◆ TASK DESCRIPTION ◆
Collect from the data below each line with "true".

=== DATA RECORDS ===

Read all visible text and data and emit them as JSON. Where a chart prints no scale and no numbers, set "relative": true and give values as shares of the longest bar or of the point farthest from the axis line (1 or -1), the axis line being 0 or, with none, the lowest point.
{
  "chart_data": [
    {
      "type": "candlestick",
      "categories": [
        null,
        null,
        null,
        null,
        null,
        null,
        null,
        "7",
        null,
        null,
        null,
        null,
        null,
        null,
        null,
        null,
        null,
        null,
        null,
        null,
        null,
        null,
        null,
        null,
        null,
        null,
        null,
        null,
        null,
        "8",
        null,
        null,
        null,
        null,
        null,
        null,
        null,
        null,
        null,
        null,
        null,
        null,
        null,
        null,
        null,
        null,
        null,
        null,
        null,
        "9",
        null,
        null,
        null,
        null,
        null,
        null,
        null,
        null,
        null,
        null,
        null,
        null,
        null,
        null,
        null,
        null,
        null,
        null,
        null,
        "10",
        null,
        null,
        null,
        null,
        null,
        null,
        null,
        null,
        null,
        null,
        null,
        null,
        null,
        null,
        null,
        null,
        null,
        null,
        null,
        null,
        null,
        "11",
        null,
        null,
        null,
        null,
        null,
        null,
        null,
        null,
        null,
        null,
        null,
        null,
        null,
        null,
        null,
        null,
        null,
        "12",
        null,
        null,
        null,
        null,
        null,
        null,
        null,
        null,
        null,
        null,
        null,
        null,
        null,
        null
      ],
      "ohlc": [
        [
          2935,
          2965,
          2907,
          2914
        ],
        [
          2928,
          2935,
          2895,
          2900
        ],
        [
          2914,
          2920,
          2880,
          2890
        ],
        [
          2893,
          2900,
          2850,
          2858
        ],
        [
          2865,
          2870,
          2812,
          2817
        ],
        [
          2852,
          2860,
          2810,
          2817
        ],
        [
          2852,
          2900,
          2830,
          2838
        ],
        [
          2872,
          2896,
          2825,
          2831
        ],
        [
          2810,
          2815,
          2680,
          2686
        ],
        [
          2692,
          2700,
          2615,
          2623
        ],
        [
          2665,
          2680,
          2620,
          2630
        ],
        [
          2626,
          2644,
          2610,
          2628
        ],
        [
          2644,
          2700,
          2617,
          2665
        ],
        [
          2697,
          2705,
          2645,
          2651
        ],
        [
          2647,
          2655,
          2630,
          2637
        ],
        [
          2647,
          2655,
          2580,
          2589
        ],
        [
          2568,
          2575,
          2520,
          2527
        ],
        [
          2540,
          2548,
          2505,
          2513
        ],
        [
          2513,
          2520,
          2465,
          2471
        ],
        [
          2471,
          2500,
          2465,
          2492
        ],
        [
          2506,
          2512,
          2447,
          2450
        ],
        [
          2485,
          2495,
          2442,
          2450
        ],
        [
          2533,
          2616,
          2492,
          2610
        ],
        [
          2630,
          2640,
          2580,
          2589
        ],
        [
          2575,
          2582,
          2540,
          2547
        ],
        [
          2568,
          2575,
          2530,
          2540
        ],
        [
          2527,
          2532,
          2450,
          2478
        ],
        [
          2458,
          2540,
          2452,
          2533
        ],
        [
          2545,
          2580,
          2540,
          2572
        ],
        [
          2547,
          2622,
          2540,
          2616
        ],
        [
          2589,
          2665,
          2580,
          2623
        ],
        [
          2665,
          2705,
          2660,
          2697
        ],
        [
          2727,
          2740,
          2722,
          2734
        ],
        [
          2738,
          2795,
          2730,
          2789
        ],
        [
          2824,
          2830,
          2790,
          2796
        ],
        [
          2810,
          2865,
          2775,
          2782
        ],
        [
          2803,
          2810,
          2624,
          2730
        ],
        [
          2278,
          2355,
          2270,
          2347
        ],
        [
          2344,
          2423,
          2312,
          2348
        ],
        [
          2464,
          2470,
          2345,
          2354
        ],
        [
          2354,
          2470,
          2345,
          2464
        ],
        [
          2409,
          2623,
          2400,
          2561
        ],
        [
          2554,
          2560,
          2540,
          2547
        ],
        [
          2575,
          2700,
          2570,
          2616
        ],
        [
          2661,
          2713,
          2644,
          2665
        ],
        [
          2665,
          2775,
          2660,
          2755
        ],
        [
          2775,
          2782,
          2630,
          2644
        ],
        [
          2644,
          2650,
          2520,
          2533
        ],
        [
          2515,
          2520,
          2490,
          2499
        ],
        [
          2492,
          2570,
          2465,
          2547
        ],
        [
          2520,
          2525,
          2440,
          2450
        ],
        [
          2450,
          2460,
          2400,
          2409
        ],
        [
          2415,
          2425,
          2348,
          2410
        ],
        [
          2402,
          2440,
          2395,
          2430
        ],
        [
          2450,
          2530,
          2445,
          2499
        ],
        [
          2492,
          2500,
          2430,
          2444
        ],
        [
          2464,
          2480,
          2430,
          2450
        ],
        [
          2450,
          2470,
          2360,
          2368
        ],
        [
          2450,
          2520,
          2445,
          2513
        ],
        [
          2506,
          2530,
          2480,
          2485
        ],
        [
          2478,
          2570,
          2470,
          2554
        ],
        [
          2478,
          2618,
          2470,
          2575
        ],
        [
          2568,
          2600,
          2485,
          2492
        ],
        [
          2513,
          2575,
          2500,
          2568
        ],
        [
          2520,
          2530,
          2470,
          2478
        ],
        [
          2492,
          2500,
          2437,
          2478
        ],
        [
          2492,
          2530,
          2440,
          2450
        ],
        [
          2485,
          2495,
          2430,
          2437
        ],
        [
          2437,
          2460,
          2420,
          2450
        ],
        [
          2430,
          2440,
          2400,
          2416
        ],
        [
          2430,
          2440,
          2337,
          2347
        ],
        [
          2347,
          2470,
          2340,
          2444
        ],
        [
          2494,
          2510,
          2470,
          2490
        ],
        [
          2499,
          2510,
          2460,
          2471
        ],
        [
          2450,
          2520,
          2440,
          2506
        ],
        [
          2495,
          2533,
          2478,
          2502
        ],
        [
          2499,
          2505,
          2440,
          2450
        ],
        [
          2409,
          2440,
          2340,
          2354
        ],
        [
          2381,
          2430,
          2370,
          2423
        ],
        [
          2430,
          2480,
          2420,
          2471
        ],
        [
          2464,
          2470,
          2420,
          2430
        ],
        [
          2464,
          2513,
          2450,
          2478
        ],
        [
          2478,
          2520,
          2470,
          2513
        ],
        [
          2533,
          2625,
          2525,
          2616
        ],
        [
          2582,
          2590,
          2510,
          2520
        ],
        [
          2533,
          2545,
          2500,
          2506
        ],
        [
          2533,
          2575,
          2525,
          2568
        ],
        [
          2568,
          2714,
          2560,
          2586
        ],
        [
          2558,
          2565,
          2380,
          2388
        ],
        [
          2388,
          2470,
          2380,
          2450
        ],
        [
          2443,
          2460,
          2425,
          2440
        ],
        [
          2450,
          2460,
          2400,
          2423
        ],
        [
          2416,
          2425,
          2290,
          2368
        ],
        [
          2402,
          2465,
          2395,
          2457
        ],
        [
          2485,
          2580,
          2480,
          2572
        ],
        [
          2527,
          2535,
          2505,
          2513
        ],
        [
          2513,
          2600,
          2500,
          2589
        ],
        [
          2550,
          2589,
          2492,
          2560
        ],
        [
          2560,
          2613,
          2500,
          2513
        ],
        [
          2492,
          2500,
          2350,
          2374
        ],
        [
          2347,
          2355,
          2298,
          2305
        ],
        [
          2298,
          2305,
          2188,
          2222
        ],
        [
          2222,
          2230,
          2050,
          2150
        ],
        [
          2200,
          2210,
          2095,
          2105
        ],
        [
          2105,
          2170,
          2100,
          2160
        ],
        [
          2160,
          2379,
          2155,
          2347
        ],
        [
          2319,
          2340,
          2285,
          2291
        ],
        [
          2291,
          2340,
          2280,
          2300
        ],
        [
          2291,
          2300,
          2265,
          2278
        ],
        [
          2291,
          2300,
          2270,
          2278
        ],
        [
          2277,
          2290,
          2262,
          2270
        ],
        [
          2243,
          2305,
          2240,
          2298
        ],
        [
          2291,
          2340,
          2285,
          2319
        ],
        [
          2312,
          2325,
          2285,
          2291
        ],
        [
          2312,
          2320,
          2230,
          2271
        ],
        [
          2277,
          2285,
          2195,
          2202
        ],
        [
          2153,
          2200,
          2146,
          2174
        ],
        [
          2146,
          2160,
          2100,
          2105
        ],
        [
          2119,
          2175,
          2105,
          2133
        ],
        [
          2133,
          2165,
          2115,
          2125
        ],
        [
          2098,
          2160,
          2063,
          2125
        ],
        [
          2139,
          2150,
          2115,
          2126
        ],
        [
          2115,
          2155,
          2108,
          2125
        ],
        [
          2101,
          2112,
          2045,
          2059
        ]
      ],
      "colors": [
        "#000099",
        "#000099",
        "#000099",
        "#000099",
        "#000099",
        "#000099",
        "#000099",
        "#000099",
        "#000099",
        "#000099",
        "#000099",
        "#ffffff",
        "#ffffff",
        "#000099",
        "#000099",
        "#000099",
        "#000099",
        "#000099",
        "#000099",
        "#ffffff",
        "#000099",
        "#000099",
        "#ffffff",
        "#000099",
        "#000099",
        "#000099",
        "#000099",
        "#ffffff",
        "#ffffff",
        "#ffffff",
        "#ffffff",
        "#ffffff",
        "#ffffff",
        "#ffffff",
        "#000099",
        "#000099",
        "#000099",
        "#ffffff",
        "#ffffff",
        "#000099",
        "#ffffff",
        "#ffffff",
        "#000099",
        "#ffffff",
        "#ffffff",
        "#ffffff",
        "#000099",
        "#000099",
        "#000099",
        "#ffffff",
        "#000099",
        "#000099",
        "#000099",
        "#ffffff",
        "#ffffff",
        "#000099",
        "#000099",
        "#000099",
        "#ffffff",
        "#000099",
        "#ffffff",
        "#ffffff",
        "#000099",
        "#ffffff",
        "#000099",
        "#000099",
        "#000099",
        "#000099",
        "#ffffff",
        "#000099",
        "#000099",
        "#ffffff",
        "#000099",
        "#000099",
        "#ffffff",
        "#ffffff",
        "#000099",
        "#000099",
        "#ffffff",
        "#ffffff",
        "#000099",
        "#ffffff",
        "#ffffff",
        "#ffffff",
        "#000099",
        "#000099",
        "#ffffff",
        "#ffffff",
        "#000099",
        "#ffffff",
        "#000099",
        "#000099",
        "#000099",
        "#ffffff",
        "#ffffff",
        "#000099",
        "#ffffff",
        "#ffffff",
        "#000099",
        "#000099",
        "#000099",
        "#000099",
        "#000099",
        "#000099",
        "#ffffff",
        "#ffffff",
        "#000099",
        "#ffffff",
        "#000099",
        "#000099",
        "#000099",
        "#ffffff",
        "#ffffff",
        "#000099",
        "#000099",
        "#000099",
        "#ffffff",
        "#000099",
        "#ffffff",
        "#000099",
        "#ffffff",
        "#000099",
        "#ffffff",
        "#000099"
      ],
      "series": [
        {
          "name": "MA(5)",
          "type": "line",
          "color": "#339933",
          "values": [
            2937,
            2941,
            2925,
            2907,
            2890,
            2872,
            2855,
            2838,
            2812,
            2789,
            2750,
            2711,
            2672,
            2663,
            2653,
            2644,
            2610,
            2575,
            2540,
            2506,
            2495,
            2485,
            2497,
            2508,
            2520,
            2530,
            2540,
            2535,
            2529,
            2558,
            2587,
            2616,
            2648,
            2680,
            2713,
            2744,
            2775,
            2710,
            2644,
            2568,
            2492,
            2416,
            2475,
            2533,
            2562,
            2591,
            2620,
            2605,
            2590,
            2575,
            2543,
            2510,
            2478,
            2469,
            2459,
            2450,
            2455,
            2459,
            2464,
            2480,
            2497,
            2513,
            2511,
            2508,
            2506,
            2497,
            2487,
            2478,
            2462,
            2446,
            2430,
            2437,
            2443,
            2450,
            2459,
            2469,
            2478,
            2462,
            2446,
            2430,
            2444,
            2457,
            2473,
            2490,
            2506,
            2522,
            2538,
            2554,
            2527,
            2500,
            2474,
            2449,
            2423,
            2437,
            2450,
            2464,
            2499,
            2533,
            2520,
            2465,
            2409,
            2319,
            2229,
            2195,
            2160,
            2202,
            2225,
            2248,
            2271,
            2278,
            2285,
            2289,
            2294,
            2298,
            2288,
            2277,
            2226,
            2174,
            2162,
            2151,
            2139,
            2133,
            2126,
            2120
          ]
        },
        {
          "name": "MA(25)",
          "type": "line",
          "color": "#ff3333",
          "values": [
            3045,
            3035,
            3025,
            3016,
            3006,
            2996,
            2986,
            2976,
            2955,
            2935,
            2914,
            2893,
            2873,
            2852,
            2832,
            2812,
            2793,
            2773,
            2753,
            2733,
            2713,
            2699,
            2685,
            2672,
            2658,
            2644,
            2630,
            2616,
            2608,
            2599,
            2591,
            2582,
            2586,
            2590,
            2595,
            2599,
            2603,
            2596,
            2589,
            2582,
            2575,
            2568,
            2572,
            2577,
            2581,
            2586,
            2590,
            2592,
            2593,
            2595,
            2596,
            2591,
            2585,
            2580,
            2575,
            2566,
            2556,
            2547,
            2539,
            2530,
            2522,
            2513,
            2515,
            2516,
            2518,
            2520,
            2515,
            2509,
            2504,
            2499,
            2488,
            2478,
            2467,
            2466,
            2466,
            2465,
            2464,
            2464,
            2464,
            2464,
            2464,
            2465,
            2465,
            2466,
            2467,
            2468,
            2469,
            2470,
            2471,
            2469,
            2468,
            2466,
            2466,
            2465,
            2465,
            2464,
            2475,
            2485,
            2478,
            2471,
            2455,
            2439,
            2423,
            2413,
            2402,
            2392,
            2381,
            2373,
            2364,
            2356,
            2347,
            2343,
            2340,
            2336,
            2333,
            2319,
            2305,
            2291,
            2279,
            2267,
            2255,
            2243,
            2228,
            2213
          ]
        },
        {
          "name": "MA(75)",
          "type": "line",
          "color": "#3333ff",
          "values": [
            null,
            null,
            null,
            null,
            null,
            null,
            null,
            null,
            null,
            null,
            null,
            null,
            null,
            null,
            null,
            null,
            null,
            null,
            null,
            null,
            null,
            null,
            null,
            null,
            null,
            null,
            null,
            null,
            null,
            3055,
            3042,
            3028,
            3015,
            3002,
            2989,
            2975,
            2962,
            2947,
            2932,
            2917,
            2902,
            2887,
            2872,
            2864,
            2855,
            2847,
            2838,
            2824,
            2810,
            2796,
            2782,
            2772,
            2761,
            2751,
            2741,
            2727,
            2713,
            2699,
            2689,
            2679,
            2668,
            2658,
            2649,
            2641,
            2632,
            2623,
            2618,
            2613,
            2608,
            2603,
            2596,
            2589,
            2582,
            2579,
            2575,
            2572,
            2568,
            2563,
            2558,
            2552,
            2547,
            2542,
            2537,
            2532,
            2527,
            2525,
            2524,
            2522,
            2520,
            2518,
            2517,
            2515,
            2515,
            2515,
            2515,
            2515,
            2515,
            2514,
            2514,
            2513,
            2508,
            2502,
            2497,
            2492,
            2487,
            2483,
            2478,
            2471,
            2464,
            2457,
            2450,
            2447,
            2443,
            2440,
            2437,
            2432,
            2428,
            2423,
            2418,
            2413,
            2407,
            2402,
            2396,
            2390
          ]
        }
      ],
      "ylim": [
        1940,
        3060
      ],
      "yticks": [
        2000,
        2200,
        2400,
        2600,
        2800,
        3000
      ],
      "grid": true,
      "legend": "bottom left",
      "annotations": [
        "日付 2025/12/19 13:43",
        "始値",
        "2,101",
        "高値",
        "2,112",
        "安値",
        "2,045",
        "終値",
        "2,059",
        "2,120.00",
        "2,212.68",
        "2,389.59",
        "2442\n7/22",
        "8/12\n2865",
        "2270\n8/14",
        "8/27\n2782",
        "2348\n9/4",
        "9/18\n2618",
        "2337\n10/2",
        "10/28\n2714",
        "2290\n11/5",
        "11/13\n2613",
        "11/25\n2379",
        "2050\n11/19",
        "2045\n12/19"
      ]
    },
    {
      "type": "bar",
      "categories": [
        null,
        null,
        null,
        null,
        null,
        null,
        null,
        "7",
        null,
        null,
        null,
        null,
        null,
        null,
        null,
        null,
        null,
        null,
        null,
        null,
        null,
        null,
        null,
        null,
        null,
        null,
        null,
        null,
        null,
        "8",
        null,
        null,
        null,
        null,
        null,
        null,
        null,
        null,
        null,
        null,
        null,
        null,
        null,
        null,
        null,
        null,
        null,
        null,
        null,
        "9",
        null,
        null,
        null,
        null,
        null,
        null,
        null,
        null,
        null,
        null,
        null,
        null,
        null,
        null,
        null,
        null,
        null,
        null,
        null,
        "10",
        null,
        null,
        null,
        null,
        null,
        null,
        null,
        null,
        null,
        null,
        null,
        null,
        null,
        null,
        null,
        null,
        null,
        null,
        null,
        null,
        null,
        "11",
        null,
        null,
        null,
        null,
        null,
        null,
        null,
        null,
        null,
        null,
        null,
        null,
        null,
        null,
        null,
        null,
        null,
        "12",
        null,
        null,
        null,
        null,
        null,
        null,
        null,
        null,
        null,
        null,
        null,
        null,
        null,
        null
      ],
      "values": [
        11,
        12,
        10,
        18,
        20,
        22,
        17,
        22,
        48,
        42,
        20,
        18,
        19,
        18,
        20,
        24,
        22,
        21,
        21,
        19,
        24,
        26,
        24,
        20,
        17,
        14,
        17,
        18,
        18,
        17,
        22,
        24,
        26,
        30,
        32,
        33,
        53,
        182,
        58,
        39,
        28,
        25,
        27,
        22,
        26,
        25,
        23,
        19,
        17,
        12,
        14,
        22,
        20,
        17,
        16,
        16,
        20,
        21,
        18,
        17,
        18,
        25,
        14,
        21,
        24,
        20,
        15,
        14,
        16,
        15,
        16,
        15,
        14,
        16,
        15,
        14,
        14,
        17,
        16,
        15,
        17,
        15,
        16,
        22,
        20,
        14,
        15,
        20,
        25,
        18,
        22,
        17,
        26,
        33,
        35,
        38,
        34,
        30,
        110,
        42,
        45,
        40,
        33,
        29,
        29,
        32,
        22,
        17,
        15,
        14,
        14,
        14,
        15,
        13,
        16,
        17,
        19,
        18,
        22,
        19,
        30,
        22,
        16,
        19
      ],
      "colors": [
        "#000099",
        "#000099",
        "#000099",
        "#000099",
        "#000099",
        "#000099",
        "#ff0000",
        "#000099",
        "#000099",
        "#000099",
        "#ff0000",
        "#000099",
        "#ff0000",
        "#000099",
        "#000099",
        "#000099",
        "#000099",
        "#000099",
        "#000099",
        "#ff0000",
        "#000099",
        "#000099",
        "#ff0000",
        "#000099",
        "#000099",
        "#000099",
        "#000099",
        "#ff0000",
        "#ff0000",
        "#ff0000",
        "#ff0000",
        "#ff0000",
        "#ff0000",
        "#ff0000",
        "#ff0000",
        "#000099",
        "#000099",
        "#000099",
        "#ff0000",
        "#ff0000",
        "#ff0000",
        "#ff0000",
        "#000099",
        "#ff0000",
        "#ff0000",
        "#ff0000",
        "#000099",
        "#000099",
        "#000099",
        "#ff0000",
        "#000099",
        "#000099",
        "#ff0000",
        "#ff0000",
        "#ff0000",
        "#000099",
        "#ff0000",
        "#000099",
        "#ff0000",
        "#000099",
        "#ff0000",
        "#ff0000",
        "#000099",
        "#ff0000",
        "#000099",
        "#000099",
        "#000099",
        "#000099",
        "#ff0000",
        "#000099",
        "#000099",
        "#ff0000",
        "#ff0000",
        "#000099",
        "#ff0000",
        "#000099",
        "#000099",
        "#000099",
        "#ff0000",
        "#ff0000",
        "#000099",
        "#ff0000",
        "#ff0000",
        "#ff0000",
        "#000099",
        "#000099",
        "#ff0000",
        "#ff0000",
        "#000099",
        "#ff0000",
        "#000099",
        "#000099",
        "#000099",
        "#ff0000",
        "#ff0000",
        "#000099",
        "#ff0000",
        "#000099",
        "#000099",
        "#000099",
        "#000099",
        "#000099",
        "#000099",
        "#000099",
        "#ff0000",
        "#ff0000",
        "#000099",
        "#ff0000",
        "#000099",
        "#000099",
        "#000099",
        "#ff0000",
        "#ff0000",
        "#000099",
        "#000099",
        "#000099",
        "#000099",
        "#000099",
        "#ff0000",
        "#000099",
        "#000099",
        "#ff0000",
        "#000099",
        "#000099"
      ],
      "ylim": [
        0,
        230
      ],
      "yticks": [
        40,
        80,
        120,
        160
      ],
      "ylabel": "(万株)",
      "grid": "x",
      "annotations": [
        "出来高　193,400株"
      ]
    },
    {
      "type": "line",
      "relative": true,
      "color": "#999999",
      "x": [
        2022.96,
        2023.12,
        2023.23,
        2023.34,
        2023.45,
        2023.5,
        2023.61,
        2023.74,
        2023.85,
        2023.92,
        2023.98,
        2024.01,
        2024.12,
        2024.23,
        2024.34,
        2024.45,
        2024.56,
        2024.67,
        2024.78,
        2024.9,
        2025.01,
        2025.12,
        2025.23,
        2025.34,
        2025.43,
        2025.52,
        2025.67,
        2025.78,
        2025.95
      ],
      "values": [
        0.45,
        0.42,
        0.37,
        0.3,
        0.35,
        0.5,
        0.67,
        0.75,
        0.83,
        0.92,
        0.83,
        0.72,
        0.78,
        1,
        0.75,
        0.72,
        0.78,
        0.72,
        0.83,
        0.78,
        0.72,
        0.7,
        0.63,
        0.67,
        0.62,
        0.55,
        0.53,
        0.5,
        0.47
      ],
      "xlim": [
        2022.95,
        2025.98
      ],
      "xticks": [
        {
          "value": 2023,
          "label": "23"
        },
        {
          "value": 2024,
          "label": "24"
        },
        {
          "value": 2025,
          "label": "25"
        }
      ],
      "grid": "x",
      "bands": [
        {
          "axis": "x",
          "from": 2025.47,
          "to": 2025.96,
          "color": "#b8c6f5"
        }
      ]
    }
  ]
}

===

◆ WRITTEN RESPONSE ◆
Read all visible text and data and emit them as JSON. Where a chart prints no scale and no numbers, set "relative": true and give values as shares of the longest bar or of the point farthest from the axis line (1 or -1), the axis line being 0 or, with none, the lowest point.
      "grid": true,
      "relative": true,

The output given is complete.